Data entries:
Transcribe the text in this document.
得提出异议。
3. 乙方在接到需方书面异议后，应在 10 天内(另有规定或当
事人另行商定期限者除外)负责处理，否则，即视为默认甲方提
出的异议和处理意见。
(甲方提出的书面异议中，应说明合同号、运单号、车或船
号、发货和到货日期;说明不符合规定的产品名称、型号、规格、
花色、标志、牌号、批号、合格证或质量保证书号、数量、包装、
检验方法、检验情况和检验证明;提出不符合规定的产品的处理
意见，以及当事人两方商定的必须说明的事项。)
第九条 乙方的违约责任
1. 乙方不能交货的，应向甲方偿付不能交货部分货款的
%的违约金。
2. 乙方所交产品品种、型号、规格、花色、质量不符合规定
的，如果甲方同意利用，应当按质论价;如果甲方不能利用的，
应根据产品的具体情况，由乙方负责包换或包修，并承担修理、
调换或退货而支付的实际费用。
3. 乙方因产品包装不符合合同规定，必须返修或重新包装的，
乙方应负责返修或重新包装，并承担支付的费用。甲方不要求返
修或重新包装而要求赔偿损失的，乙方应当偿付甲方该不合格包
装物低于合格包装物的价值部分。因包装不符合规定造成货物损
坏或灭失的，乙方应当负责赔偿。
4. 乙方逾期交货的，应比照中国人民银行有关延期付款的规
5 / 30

▶ _Given problem_: Retype the material in full. Each word must match.

▶ _Solution to the problem_:
Transcribe the text in this document.
得提出异议。
3. 乙方在接到需方书面异议后，应在 10 天内(另有规定或当
事人另行商定期限者除外)负责处理，否则，即视为默认甲方提
出的异议和处理意见。
(甲方提出的书面异议中，应说明合同号、运单号、车或船
号、发货和到货日期;说明不符合规定的产品名称、型号、规格、
花色、标志、牌号、批号、合格证或质量保证书号、数量、包装、
检验方法、检验情况和检验证明;提出不符合规定的产品的处理
意见，以及当事人两方商定的必须说明的事项。)
第九条 乙方的违约责任
1. 乙方不能交货的，应向甲方偿付不能交货部分货款的
%的违约金。
2. 乙方所交产品品种、型号、规格、花色、质量不符合规定
的，如果甲方同意利用，应当按质论价;如果甲方不能利用的，
应根据产品的具体情况，由乙方负责包换或包修，并承担修理、
调换或退货而支付的实际费用。
3. 乙方因产品包装不符合合同规定，必须返修或重新包装的，
乙方应负责返修或重新包装，并承担支付的费用。甲方不要求返
修或重新包装而要求赔偿损失的，乙方应当偿付甲方该不合格包
装物低于合格包装物的价值部分。因包装不符合规定造成货物损
坏或灭失的，乙方应当负责赔偿。
4. 乙方逾期交货的，应比照中国人民银行有关延期付款的规
5 / 30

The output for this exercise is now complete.